[Items from a figure collection]
#####
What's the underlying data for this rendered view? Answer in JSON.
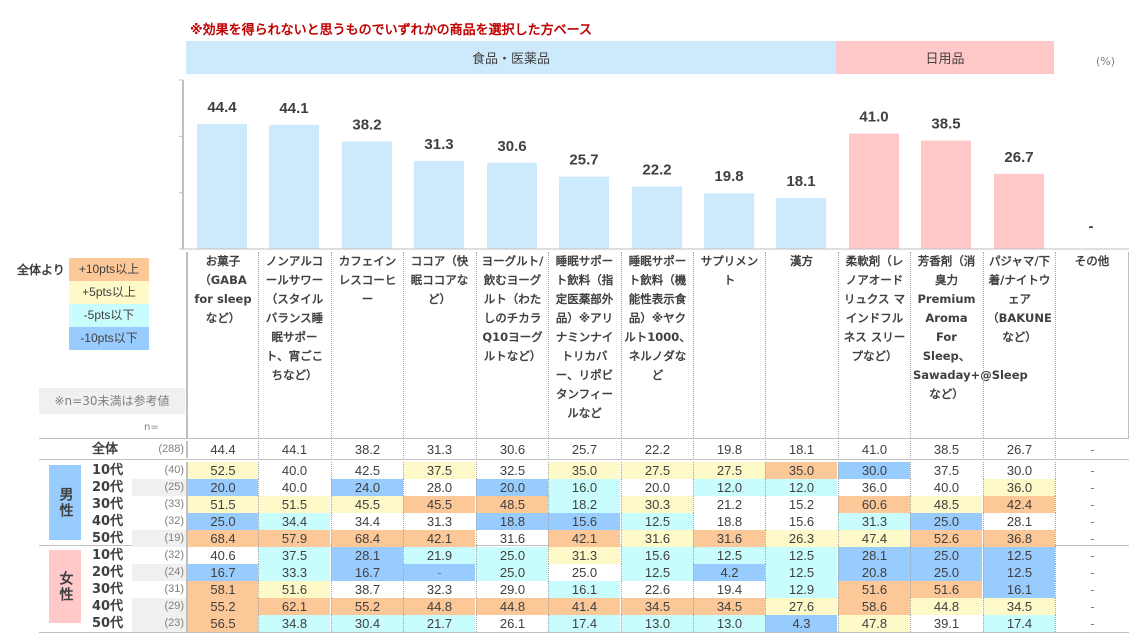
{
  "subtitle": "※効果を得られないと思うものでいずれかの商品を選択した方ベース",
  "bands": {
    "food": "食品・医薬品",
    "daily": "日用品"
  },
  "unit": "(%)",
  "legend": {
    "title": "全体より",
    "items": [
      {
        "label": "+10pts以上",
        "color": "#fcc898"
      },
      {
        "label": "+5pts以上",
        "color": "#fef9c9"
      },
      {
        "label": "-5pts以下",
        "color": "#c9fdfd"
      },
      {
        "label": "-10pts以下",
        "color": "#99ccfe"
      }
    ]
  },
  "ref_note": "※n=30未満は参考値",
  "n_label": "n=",
  "categories": [
    "お菓子（GABA for sleepなど）",
    "ノンアルコールサワー（スタイルバランス睡眠サポート、宵ごこちなど）",
    "カフェインレスコーヒー",
    "ココア（快眠ココアなど）",
    "ヨーグルト/飲むヨーグルト（わたしのチカラQ10ヨーグルトなど）",
    "睡眠サポート飲料（指定医薬部外品）※アリナミンナイトリカバー、リポビタンフィールなど",
    "睡眠サポート飲料（機能性表示食品）※ヤクルト1000、ネルノダなど",
    "サプリメント",
    "漢方",
    "柔軟剤（レノアオードリュクス マインドフルネス スリープなど）",
    "芳香剤（消臭力 Premium Aroma For Sleep、Sawaday+@Sleepなど）",
    "パジャマ/下着/ナイトウェア（BAKUNEなど）",
    "その他"
  ],
  "rows": [
    {
      "group": "",
      "label": "全体",
      "n": "(288)",
      "n_ref": false,
      "values": [
        "44.4",
        "44.1",
        "38.2",
        "31.3",
        "30.6",
        "25.7",
        "22.2",
        "19.8",
        "18.1",
        "41.0",
        "38.5",
        "26.7",
        "-"
      ],
      "colors": [
        "",
        "",
        "",
        "",
        "",
        "",
        "",
        "",
        "",
        "",
        "",
        "",
        ""
      ]
    },
    {
      "group": "男性",
      "label": "10代",
      "n": "(40)",
      "n_ref": false,
      "values": [
        "52.5",
        "40.0",
        "42.5",
        "37.5",
        "32.5",
        "35.0",
        "27.5",
        "27.5",
        "35.0",
        "30.0",
        "37.5",
        "30.0",
        "-"
      ],
      "colors": [
        "Y",
        "",
        "",
        "Y",
        "",
        "Y",
        "Y",
        "Y",
        "O",
        "B",
        "",
        "",
        ""
      ]
    },
    {
      "group": "男性",
      "label": "20代",
      "n": "(25)",
      "n_ref": true,
      "values": [
        "20.0",
        "40.0",
        "24.0",
        "28.0",
        "20.0",
        "16.0",
        "20.0",
        "12.0",
        "12.0",
        "36.0",
        "40.0",
        "36.0",
        "-"
      ],
      "colors": [
        "B",
        "",
        "B",
        "",
        "B",
        "C",
        "",
        "C",
        "C",
        "",
        "",
        "Y",
        ""
      ]
    },
    {
      "group": "男性",
      "label": "30代",
      "n": "(33)",
      "n_ref": false,
      "values": [
        "51.5",
        "51.5",
        "45.5",
        "45.5",
        "48.5",
        "18.2",
        "30.3",
        "21.2",
        "15.2",
        "60.6",
        "48.5",
        "42.4",
        "-"
      ],
      "colors": [
        "Y",
        "Y",
        "Y",
        "O",
        "O",
        "C",
        "Y",
        "",
        "",
        "O",
        "Y",
        "O",
        ""
      ]
    },
    {
      "group": "男性",
      "label": "40代",
      "n": "(32)",
      "n_ref": false,
      "values": [
        "25.0",
        "34.4",
        "34.4",
        "31.3",
        "18.8",
        "15.6",
        "12.5",
        "18.8",
        "15.6",
        "31.3",
        "25.0",
        "28.1",
        "-"
      ],
      "colors": [
        "B",
        "C",
        "",
        "",
        "B",
        "B",
        "C",
        "",
        "",
        "C",
        "B",
        "",
        ""
      ]
    },
    {
      "group": "男性",
      "label": "50代",
      "n": "(19)",
      "n_ref": true,
      "values": [
        "68.4",
        "57.9",
        "68.4",
        "42.1",
        "31.6",
        "42.1",
        "31.6",
        "31.6",
        "26.3",
        "47.4",
        "52.6",
        "36.8",
        "-"
      ],
      "colors": [
        "O",
        "O",
        "O",
        "O",
        "",
        "O",
        "Y",
        "O",
        "Y",
        "Y",
        "O",
        "O",
        ""
      ]
    },
    {
      "group": "女性",
      "label": "10代",
      "n": "(32)",
      "n_ref": false,
      "values": [
        "40.6",
        "37.5",
        "28.1",
        "21.9",
        "25.0",
        "31.3",
        "15.6",
        "12.5",
        "12.5",
        "28.1",
        "25.0",
        "12.5",
        "-"
      ],
      "colors": [
        "",
        "C",
        "B",
        "C",
        "C",
        "Y",
        "C",
        "C",
        "C",
        "B",
        "B",
        "B",
        ""
      ]
    },
    {
      "group": "女性",
      "label": "20代",
      "n": "(24)",
      "n_ref": true,
      "values": [
        "16.7",
        "33.3",
        "16.7",
        "-",
        "25.0",
        "25.0",
        "12.5",
        "4.2",
        "12.5",
        "20.8",
        "25.0",
        "12.5",
        "-"
      ],
      "colors": [
        "B",
        "C",
        "B",
        "B",
        "C",
        "",
        "C",
        "B",
        "C",
        "B",
        "B",
        "B",
        ""
      ]
    },
    {
      "group": "女性",
      "label": "30代",
      "n": "(31)",
      "n_ref": false,
      "values": [
        "58.1",
        "51.6",
        "38.7",
        "32.3",
        "29.0",
        "16.1",
        "22.6",
        "19.4",
        "12.9",
        "51.6",
        "51.6",
        "16.1",
        "-"
      ],
      "colors": [
        "O",
        "Y",
        "",
        "",
        "",
        "C",
        "",
        "",
        "C",
        "O",
        "O",
        "B",
        ""
      ]
    },
    {
      "group": "女性",
      "label": "40代",
      "n": "(29)",
      "n_ref": true,
      "values": [
        "55.2",
        "62.1",
        "55.2",
        "44.8",
        "44.8",
        "41.4",
        "34.5",
        "34.5",
        "27.6",
        "58.6",
        "44.8",
        "34.5",
        "-"
      ],
      "colors": [
        "O",
        "O",
        "O",
        "O",
        "O",
        "O",
        "O",
        "O",
        "Y",
        "O",
        "Y",
        "Y",
        ""
      ]
    },
    {
      "group": "女性",
      "label": "50代",
      "n": "(23)",
      "n_ref": true,
      "values": [
        "56.5",
        "34.8",
        "30.4",
        "21.7",
        "26.1",
        "17.4",
        "13.0",
        "13.0",
        "4.3",
        "47.8",
        "39.1",
        "17.4",
        "-"
      ],
      "colors": [
        "O",
        "C",
        "C",
        "C",
        "",
        "C",
        "C",
        "C",
        "B",
        "Y",
        "",
        "C",
        ""
      ]
    }
  ],
  "gender_labels": {
    "male": "男性",
    "female": "女性"
  },
  "chart_data": {
    "type": "bar",
    "title": "※効果を得られないと思うものでいずれかの商品を選択した方ベース",
    "xlabel": "",
    "ylabel": "(%)",
    "ylim": [
      0,
      60
    ],
    "grid": false,
    "categories": [
      "お菓子",
      "ノンアルコールサワー",
      "カフェインレスコーヒー",
      "ココア",
      "ヨーグルト/飲むヨーグルト",
      "睡眠サポート飲料（指定医薬部外品）",
      "睡眠サポート飲料（機能性表示食品）",
      "サプリメント",
      "漢方",
      "柔軟剤",
      "芳香剤",
      "パジャマ/下着/ナイトウェア",
      "その他"
    ],
    "values": [
      44.4,
      44.1,
      38.2,
      31.3,
      30.6,
      25.7,
      22.2,
      19.8,
      18.1,
      41.0,
      38.5,
      26.7,
      null
    ],
    "value_labels": [
      "44.4",
      "44.1",
      "38.2",
      "31.3",
      "30.6",
      "25.7",
      "22.2",
      "19.8",
      "18.1",
      "41.0",
      "38.5",
      "26.7",
      "-"
    ],
    "groups": [
      "食品・医薬品",
      "食品・医薬品",
      "食品・医薬品",
      "食品・医薬品",
      "食品・医薬品",
      "食品・医薬品",
      "食品・医薬品",
      "食品・医薬品",
      "食品・医薬品",
      "日用品",
      "日用品",
      "日用品",
      "日用品"
    ],
    "group_colors": {
      "食品・医薬品": "#cdeafc",
      "日用品": "#ffc9ca"
    }
  }
}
#####
→ **WHAT TO WORK ON**: From the data above, pick out each line containing "飲むヨーグルト" and copy it.

→ **ANSWER TO THIS TASK**:
    "ヨーグルト/飲むヨーグルト（わたしのチカラQ10ヨーグルトなど）",
      "ヨーグルト/飲むヨーグルト",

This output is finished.